**What is being asked**
Write out every line of the material as it stands, apart from the pictures.

**Listed entries**
+--

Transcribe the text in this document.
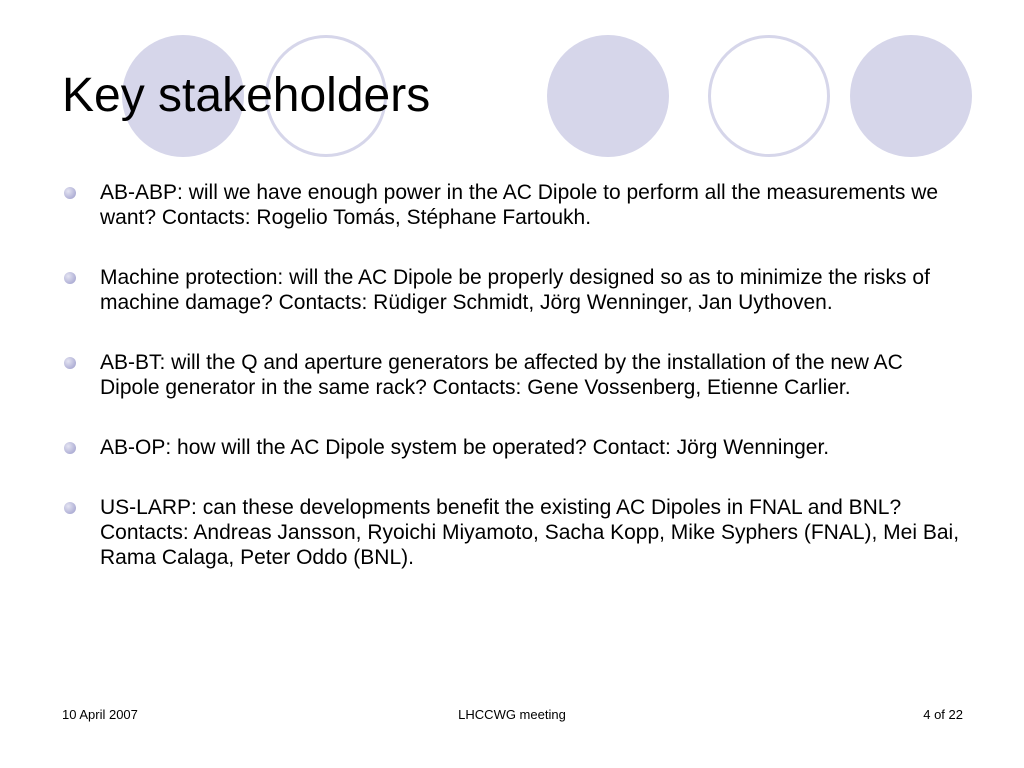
Key stakeholders
AB-ABP: will we have enough power in the AC Dipole to perform all the measurements we want? Contacts: Rogelio Tomás, Stéphane Fartoukh.
Machine protection: will the AC Dipole be properly designed so as to minimize the risks of machine damage? Contacts: Rüdiger Schmidt, Jörg Wenninger, Jan Uythoven.
AB-BT: will the Q and aperture generators be affected by the installation of the new AC Dipole generator in the same rack? Contacts: Gene Vossenberg, Etienne Carlier.
AB-OP: how will the AC Dipole system be operated? Contact: Jörg Wenninger.
US-LARP: can these developments benefit the existing AC Dipoles in FNAL and BNL? Contacts: Andreas Jansson, Ryoichi Miyamoto, Sacha Kopp, Mike Syphers (FNAL), Mei Bai, Rama Calaga, Peter Oddo (BNL).
10 April 2007	LHCCWG meeting	4 of 22
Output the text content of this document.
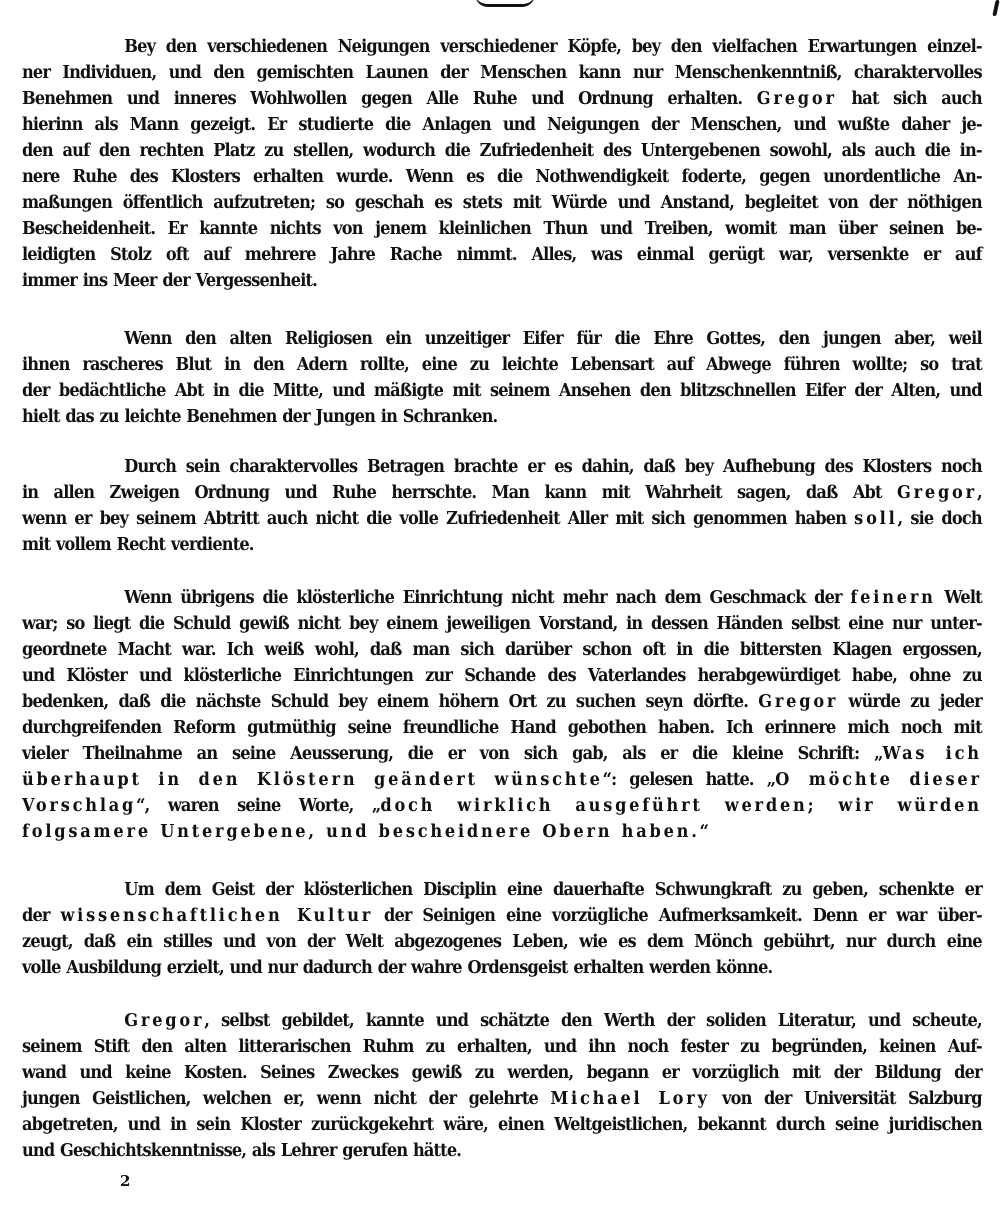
Bey den verschiedenen Neigungen verschiedener Köpfe, bey den vielfachen Erwartungen einzel-
ner Individuen, und den gemischten Launen der Menschen kann nur Menschenkenntniß, charaktervolles
Benehmen und inneres Wohlwollen gegen Alle Ruhe und Ordnung erhalten. Gregor hat sich auch
hierinn als Mann gezeigt. Er studierte die Anlagen und Neigungen der Menschen, und wußte daher je-
den auf den rechten Platz zu stellen, wodurch die Zufriedenheit des Untergebenen sowohl, als auch die in-
nere Ruhe des Klosters erhalten wurde. Wenn es die Nothwendigkeit foderte, gegen unordentliche An-
maßungen öffentlich aufzutreten; so geschah es stets mit Würde und Anstand, begleitet von der nöthigen
Bescheidenheit. Er kannte nichts von jenem kleinlichen Thun und Treiben, womit man über seinen be-
leidigten Stolz oft auf mehrere Jahre Rache nimmt. Alles, was einmal gerügt war, versenkte er auf
immer ins Meer der Vergessenheit.
Wenn den alten Religiosen ein unzeitiger Eifer für die Ehre Gottes, den jungen aber, weil
ihnen rascheres Blut in den Adern rollte, eine zu leichte Lebensart auf Abwege führen wollte; so trat
der bedächtliche Abt in die Mitte, und mäßigte mit seinem Ansehen den blitzschnellen Eifer der Alten, und
hielt das zu leichte Benehmen der Jungen in Schranken.
Durch sein charaktervolles Betragen brachte er es dahin, daß bey Aufhebung des Klosters noch
in allen Zweigen Ordnung und Ruhe herrschte. Man kann mit Wahrheit sagen, daß Abt Gregor,
wenn er bey seinem Abtritt auch nicht die volle Zufriedenheit Aller mit sich genommen haben soll, sie doch
mit vollem Recht verdiente.
Wenn übrigens die klösterliche Einrichtung nicht mehr nach dem Geschmack der feinern Welt
war; so liegt die Schuld gewiß nicht bey einem jeweiligen Vorstand, in dessen Händen selbst eine nur unter-
geordnete Macht war. Ich weiß wohl, daß man sich darüber schon oft in die bittersten Klagen ergossen,
und Klöster und klösterliche Einrichtungen zur Schande des Vaterlandes herabgewürdiget habe, ohne zu
bedenken, daß die nächste Schuld bey einem höhern Ort zu suchen seyn dörfte. Gregor würde zu jeder
durchgreifenden Reform gutmüthig seine freundliche Hand gebothen haben. Ich erinnere mich noch mit
vieler Theilnahme an seine Aeusserung, die er von sich gab, als er die kleine Schrift: „Was ich
überhaupt in den Klöstern geändert wünschte“: gelesen hatte. „O möchte dieser
Vorschlag“, waren seine Worte, „doch wirklich ausgeführt werden; wir würden
folgsamere Untergebene, und bescheidnere Obern haben.“
Um dem Geist der klösterlichen Disciplin eine dauerhafte Schwungkraft zu geben, schenkte er
der wissenschaftlichen Kultur der Seinigen eine vorzügliche Aufmerksamkeit. Denn er war über-
zeugt, daß ein stilles und von der Welt abgezogenes Leben, wie es dem Mönch gebührt, nur durch eine
volle Ausbildung erzielt, und nur dadurch der wahre Ordensgeist erhalten werden könne.
Gregor, selbst gebildet, kannte und schätzte den Werth der soliden Literatur, und scheute,
seinem Stift den alten litterarischen Ruhm zu erhalten, und ihn noch fester zu begründen, keinen Auf-
wand und keine Kosten. Seines Zweckes gewiß zu werden, begann er vorzüglich mit der Bildung der
jungen Geistlichen, welchen er, wenn nicht der gelehrte Michael Lory von der Universität Salzburg
abgetreten, und in sein Kloster zurückgekehrt wäre, einen Weltgeistlichen, bekannt durch seine juridischen
und Geschichtskenntnisse, als Lehrer gerufen hätte.
2
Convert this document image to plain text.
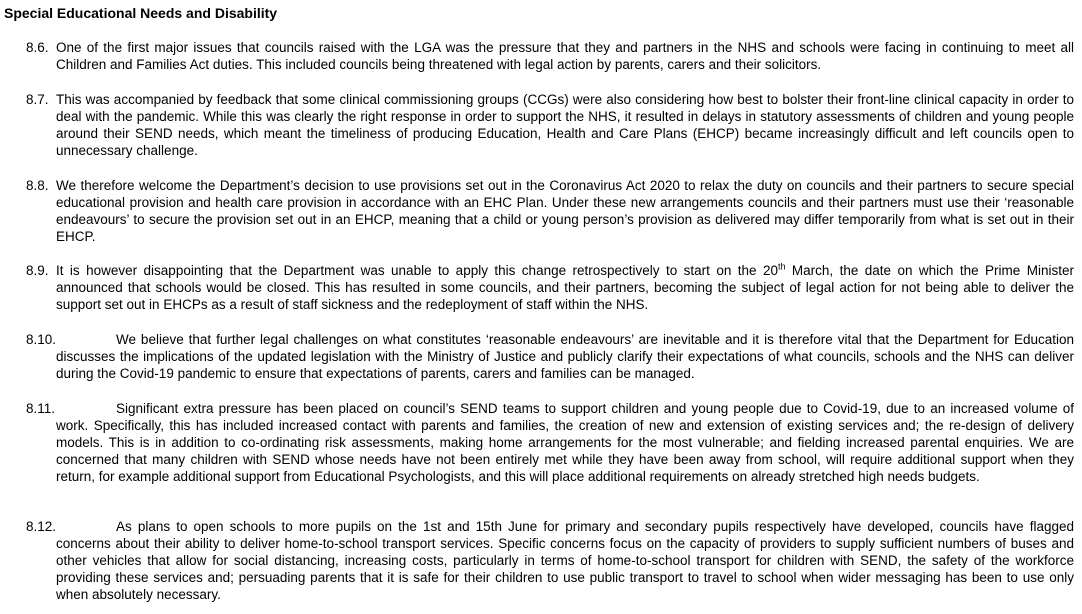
Special Educational Needs and Disability
8.6. One of the first major issues that councils raised with the LGA was the pressure that they and partners in the NHS and schools were facing in continuing to meet all Children and Families Act duties. This included councils being threatened with legal action by parents, carers and their solicitors.
8.7. This was accompanied by feedback that some clinical commissioning groups (CCGs) were also considering how best to bolster their front-line clinical capacity in order to deal with the pandemic. While this was clearly the right response in order to support the NHS, it resulted in delays in statutory assessments of children and young people around their SEND needs, which meant the timeliness of producing Education, Health and Care Plans (EHCP) became increasingly difficult and left councils open to unnecessary challenge.
8.8. We therefore welcome the Department’s decision to use provisions set out in the Coronavirus Act 2020 to relax the duty on councils and their partners to secure special educational provision and health care provision in accordance with an EHC Plan. Under these new arrangements councils and their partners must use their ‘reasonable endeavours’ to secure the provision set out in an EHCP, meaning that a child or young person’s provision as delivered may differ temporarily from what is set out in their EHCP.
8.9. It is however disappointing that the Department was unable to apply this change retrospectively to start on the 20th March, the date on which the Prime Minister announced that schools would be closed. This has resulted in some councils, and their partners, becoming the subject of legal action for not being able to deliver the support set out in EHCPs as a result of staff sickness and the redeployment of staff within the NHS.
8.10.	We believe that further legal challenges on what constitutes ‘reasonable endeavours’ are inevitable and it is therefore vital that the Department for Education discusses the implications of the updated legislation with the Ministry of Justice and publicly clarify their expectations of what councils, schools and the NHS can deliver during the Covid-19 pandemic to ensure that expectations of parents, carers and families can be managed.
8.11.	Significant extra pressure has been placed on council’s SEND teams to support children and young people due to Covid-19, due to an increased volume of work. Specifically, this has included increased contact with parents and families, the creation of new and extension of existing services and; the re-design of delivery models. This is in addition to co-ordinating risk assessments, making home arrangements for the most vulnerable; and fielding increased parental enquiries. We are concerned that many children with SEND whose needs have not been entirely met while they have been away from school, will require additional support when they return, for example additional support from Educational Psychologists, and this will place additional requirements on already stretched high needs budgets.
8.12.	As plans to open schools to more pupils on the 1st and 15th June for primary and secondary pupils respectively have developed, councils have flagged concerns about their ability to deliver home-to-school transport services. Specific concerns focus on the capacity of providers to supply sufficient numbers of buses and other vehicles that allow for social distancing, increasing costs, particularly in terms of home-to-school transport for children with SEND, the safety of the workforce providing these services and; persuading parents that it is safe for their children to use public transport to travel to school when wider messaging has been to use only when absolutely necessary.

+--

**Result of the exercise**
Transcribe the text in this document.
Key stakeholders
AB-ABP: will we have enough power in the AC Dipole to perform all the measurements we want? Contacts: Rogelio Tomás, Stéphane Fartoukh.
Machine protection: will the AC Dipole be properly designed so as to minimize the risks of machine damage? Contacts: Rüdiger Schmidt, Jörg Wenninger, Jan Uythoven.
AB-BT: will the Q and aperture generators be affected by the installation of the new AC Dipole generator in the same rack? Contacts: Gene Vossenberg, Etienne Carlier.
AB-OP: how will the AC Dipole system be operated? Contact: Jörg Wenninger.
US-LARP: can these developments benefit the existing AC Dipoles in FNAL and BNL? Contacts: Andreas Jansson, Ryoichi Miyamoto, Sacha Kopp, Mike Syphers (FNAL), Mei Bai, Rama Calaga, Peter Oddo (BNL).
10 April 2007	LHCCWG meeting	4 of 22
Output the text content of this document.
Bey den verschiedenen Neigungen verschiedener Köpfe, bey den vielfachen Erwartungen einzel-
ner Individuen, und den gemischten Launen der Menschen kann nur Menschenkenntniß, charaktervolles
Benehmen und inneres Wohlwollen gegen Alle Ruhe und Ordnung erhalten. Gregor hat sich auch
hierinn als Mann gezeigt. Er studierte die Anlagen und Neigungen der Menschen, und wußte daher je-
den auf den rechten Platz zu stellen, wodurch die Zufriedenheit des Untergebenen sowohl, als auch die in-
nere Ruhe des Klosters erhalten wurde. Wenn es die Nothwendigkeit foderte, gegen unordentliche An-
maßungen öffentlich aufzutreten; so geschah es stets mit Würde und Anstand, begleitet von der nöthigen
Bescheidenheit. Er kannte nichts von jenem kleinlichen Thun und Treiben, womit man über seinen be-
leidigten Stolz oft auf mehrere Jahre Rache nimmt. Alles, was einmal gerügt war, versenkte er auf
immer ins Meer der Vergessenheit.
Wenn den alten Religiosen ein unzeitiger Eifer für die Ehre Gottes, den jungen aber, weil
ihnen rascheres Blut in den Adern rollte, eine zu leichte Lebensart auf Abwege führen wollte; so trat
der bedächtliche Abt in die Mitte, und mäßigte mit seinem Ansehen den blitzschnellen Eifer der Alten, und
hielt das zu leichte Benehmen der Jungen in Schranken.
Durch sein charaktervolles Betragen brachte er es dahin, daß bey Aufhebung des Klosters noch
in allen Zweigen Ordnung und Ruhe herrschte. Man kann mit Wahrheit sagen, daß Abt Gregor,
wenn er bey seinem Abtritt auch nicht die volle Zufriedenheit Aller mit sich genommen haben soll, sie doch
mit vollem Recht verdiente.
Wenn übrigens die klösterliche Einrichtung nicht mehr nach dem Geschmack der feinern Welt
war; so liegt die Schuld gewiß nicht bey einem jeweiligen Vorstand, in dessen Händen selbst eine nur unter-
geordnete Macht war. Ich weiß wohl, daß man sich darüber schon oft in die bittersten Klagen ergossen,
und Klöster und klösterliche Einrichtungen zur Schande des Vaterlandes herabgewürdiget habe, ohne zu
bedenken, daß die nächste Schuld bey einem höhern Ort zu suchen seyn dörfte. Gregor würde zu jeder
durchgreifenden Reform gutmüthig seine freundliche Hand gebothen haben. Ich erinnere mich noch mit
vieler Theilnahme an seine Aeusserung, die er von sich gab, als er die kleine Schrift: „Was ich
überhaupt in den Klöstern geändert wünschte“: gelesen hatte. „O möchte dieser
Vorschlag“, waren seine Worte, „doch wirklich ausgeführt werden; wir würden
folgsamere Untergebene, und bescheidnere Obern haben.“
Um dem Geist der klösterlichen Disciplin eine dauerhafte Schwungkraft zu geben, schenkte er
der wissenschaftlichen Kultur der Seinigen eine vorzügliche Aufmerksamkeit. Denn er war über-
zeugt, daß ein stilles und von der Welt abgezogenes Leben, wie es dem Mönch gebührt, nur durch eine
volle Ausbildung erzielt, und nur dadurch der wahre Ordensgeist erhalten werden könne.
Gregor, selbst gebildet, kannte und schätzte den Werth der soliden Literatur, und scheute,
seinem Stift den alten litterarischen Ruhm zu erhalten, und ihn noch fester zu begründen, keinen Auf-
wand und keine Kosten. Seines Zweckes gewiß zu werden, begann er vorzüglich mit der Bildung der
jungen Geistlichen, welchen er, wenn nicht der gelehrte Michael Lory von der Universität Salzburg
abgetreten, und in sein Kloster zurückgekehrt wäre, einen Weltgeistlichen, bekannt durch seine juridischen
und Geschichtskenntnisse, als Lehrer gerufen hätte.
2
Convert this document image to plain text.
Special Educational Needs and Disability
8.6. One of the first major issues that councils raised with the LGA was the pressure that they and partners in the NHS and schools were facing in continuing to meet all Children and Families Act duties. This included councils being threatened with legal action by parents, carers and their solicitors.
8.7. This was accompanied by feedback that some clinical commissioning groups (CCGs) were also considering how best to bolster their front-line clinical capacity in order to deal with the pandemic. While this was clearly the right response in order to support the NHS, it resulted in delays in statutory assessments of children and young people around their SEND needs, which meant the timeliness of producing Education, Health and Care Plans (EHCP) became increasingly difficult and left councils open to unnecessary challenge.
8.8. We therefore welcome the Department’s decision to use provisions set out in the Coronavirus Act 2020 to relax the duty on councils and their partners to secure special educational provision and health care provision in accordance with an EHC Plan. Under these new arrangements councils and their partners must use their ‘reasonable endeavours’ to secure the provision set out in an EHCP, meaning that a child or young person’s provision as delivered may differ temporarily from what is set out in their EHCP.
8.9. It is however disappointing that the Department was unable to apply this change retrospectively to start on the 20th March, the date on which the Prime Minister announced that schools would be closed. This has resulted in some councils, and their partners, becoming the subject of legal action for not being able to deliver the support set out in EHCPs as a result of staff sickness and the redeployment of staff within the NHS.
8.10.	We believe that further legal challenges on what constitutes ‘reasonable endeavours’ are inevitable and it is therefore vital that the Department for Education discusses the implications of the updated legislation with the Ministry of Justice and publicly clarify their expectations of what councils, schools and the NHS can deliver during the Covid-19 pandemic to ensure that expectations of parents, carers and families can be managed.
8.11.	Significant extra pressure has been placed on council’s SEND teams to support children and young people due to Covid-19, due to an increased volume of work. Specifically, this has included increased contact with parents and families, the creation of new and extension of existing services and; the re-design of delivery models. This is in addition to co-ordinating risk assessments, making home arrangements for the most vulnerable; and fielding increased parental enquiries. We are concerned that many children with SEND whose needs have not been entirely met while they have been away from school, will require additional support when they return, for example additional support from Educational Psychologists, and this will place additional requirements on already stretched high needs budgets.
8.12.	As plans to open schools to more pupils on the 1st and 15th June for primary and secondary pupils respectively have developed, councils have flagged concerns about their ability to deliver home-to-school transport services. Specific concerns focus on the capacity of providers to supply sufficient numbers of buses and other vehicles that allow for social distancing, increasing costs, particularly in terms of home-to-school transport for children with SEND, the safety of the workforce providing these services and; persuading parents that it is safe for their children to use public transport to travel to school when wider messaging has been to use only when absolutely necessary.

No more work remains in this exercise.